### DIRECTIVE
Update the items below by changing every "x-tick-label" to "x-axis-label" and leaving everything else as it is.

### PROVIDED ENTRIES

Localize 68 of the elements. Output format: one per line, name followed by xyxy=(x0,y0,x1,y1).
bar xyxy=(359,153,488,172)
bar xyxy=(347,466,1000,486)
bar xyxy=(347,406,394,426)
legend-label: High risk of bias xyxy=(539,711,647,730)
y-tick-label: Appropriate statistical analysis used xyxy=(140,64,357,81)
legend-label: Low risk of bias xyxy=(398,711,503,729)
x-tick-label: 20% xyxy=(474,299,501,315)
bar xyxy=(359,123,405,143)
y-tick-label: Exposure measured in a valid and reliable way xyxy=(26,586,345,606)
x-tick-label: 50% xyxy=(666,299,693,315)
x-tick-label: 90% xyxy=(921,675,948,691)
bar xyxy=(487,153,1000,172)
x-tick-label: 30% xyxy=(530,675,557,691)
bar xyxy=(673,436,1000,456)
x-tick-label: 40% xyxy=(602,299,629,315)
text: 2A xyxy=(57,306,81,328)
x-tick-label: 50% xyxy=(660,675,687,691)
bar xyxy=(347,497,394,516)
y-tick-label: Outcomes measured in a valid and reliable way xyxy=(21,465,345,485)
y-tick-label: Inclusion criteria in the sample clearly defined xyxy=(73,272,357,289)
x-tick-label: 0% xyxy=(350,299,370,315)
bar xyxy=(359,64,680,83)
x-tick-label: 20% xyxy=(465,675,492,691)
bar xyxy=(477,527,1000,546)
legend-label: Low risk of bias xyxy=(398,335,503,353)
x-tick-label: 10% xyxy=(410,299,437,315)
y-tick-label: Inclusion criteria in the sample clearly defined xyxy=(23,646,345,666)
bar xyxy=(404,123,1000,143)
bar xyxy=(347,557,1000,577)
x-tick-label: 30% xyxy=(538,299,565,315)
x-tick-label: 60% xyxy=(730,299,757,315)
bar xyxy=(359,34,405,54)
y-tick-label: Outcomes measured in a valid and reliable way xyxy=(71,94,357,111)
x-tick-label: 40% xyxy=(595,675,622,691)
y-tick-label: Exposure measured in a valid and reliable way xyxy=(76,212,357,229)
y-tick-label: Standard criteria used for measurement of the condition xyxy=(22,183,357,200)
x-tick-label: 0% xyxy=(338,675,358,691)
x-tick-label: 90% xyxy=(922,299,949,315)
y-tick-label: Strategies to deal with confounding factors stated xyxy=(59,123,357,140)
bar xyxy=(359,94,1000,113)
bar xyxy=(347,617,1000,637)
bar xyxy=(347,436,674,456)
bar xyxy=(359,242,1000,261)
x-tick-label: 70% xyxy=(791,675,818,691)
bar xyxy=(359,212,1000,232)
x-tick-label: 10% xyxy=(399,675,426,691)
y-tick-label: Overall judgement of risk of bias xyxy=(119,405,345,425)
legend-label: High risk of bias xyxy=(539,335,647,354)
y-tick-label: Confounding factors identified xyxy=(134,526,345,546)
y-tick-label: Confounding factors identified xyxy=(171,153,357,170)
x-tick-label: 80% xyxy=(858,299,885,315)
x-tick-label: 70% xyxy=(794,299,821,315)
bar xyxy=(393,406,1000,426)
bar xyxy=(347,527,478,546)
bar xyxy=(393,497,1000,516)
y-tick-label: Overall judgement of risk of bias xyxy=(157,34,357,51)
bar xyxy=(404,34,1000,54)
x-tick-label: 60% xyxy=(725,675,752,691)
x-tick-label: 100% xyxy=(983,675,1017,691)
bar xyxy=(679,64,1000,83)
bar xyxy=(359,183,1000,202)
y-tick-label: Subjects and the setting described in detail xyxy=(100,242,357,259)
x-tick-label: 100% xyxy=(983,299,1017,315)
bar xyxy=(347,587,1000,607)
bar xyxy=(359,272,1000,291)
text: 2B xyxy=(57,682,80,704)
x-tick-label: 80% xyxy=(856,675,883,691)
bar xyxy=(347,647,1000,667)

### ANSWER TO THIS EXERCISE
Localize 68 of the elements. Output format: one per line, name followed by xyxy=(x0,y0,x1,y1).
bar xyxy=(359,153,488,172)
bar xyxy=(347,466,1000,486)
bar xyxy=(347,406,394,426)
legend-label: High risk of bias xyxy=(539,711,647,730)
y-tick-label: Appropriate statistical analysis used xyxy=(140,64,357,81)
legend-label: Low risk of bias xyxy=(398,711,503,729)
x-axis-label: 20% xyxy=(474,299,501,315)
bar xyxy=(359,123,405,143)
y-tick-label: Exposure measured in a valid and reliable way xyxy=(26,586,345,606)
x-axis-label: 50% xyxy=(666,299,693,315)
x-axis-label: 90% xyxy=(921,675,948,691)
bar xyxy=(487,153,1000,172)
x-axis-label: 30% xyxy=(530,675,557,691)
bar xyxy=(673,436,1000,456)
x-axis-label: 40% xyxy=(602,299,629,315)
text: 2A xyxy=(57,306,81,328)
x-axis-label: 50% xyxy=(660,675,687,691)
bar xyxy=(347,497,394,516)
y-tick-label: Outcomes measured in a valid and reliable way xyxy=(21,465,345,485)
y-tick-label: Inclusion criteria in the sample clearly defined xyxy=(73,272,357,289)
x-axis-label: 0% xyxy=(350,299,370,315)
bar xyxy=(359,64,680,83)
x-axis-label: 20% xyxy=(465,675,492,691)
bar xyxy=(477,527,1000,546)
legend-label: Low risk of bias xyxy=(398,335,503,353)
x-axis-label: 10% xyxy=(410,299,437,315)
y-tick-label: Inclusion criteria in the sample clearly defined xyxy=(23,646,345,666)
bar xyxy=(404,123,1000,143)
bar xyxy=(347,557,1000,577)
x-axis-label: 30% xyxy=(538,299,565,315)
x-axis-label: 60% xyxy=(730,299,757,315)
bar xyxy=(359,34,405,54)
y-tick-label: Outcomes measured in a valid and reliable way xyxy=(71,94,357,111)
x-axis-label: 40% xyxy=(595,675,622,691)
y-tick-label: Exposure measured in a valid and reliable way xyxy=(76,212,357,229)
y-tick-label: Standard criteria used for measurement of the condition xyxy=(22,183,357,200)
x-axis-label: 0% xyxy=(338,675,358,691)
x-axis-label: 90% xyxy=(922,299,949,315)
y-tick-label: Strategies to deal with confounding factors stated xyxy=(59,123,357,140)
bar xyxy=(359,94,1000,113)
bar xyxy=(347,617,1000,637)
bar xyxy=(347,436,674,456)
bar xyxy=(359,242,1000,261)
x-axis-label: 70% xyxy=(791,675,818,691)
bar xyxy=(359,212,1000,232)
x-axis-label: 10% xyxy=(399,675,426,691)
y-tick-label: Overall judgement of risk of bias xyxy=(119,405,345,425)
legend-label: High risk of bias xyxy=(539,335,647,354)
y-tick-label: Confounding factors identified xyxy=(134,526,345,546)
y-tick-label: Confounding factors identified xyxy=(171,153,357,170)
x-axis-label: 80% xyxy=(858,299,885,315)
x-axis-label: 70% xyxy=(794,299,821,315)
bar xyxy=(393,406,1000,426)
bar xyxy=(347,527,478,546)
bar xyxy=(393,497,1000,516)
y-tick-label: Overall judgement of risk of bias xyxy=(157,34,357,51)
bar xyxy=(404,34,1000,54)
x-axis-label: 60% xyxy=(725,675,752,691)
x-axis-label: 100% xyxy=(983,675,1017,691)
bar xyxy=(679,64,1000,83)
bar xyxy=(359,183,1000,202)
y-tick-label: Subjects and the setting described in detail xyxy=(100,242,357,259)
x-axis-label: 100% xyxy=(983,299,1017,315)
bar xyxy=(347,587,1000,607)
bar xyxy=(359,272,1000,291)
text: 2B xyxy=(57,682,80,704)
x-axis-label: 80% xyxy=(856,675,883,691)
bar xyxy=(347,647,1000,667)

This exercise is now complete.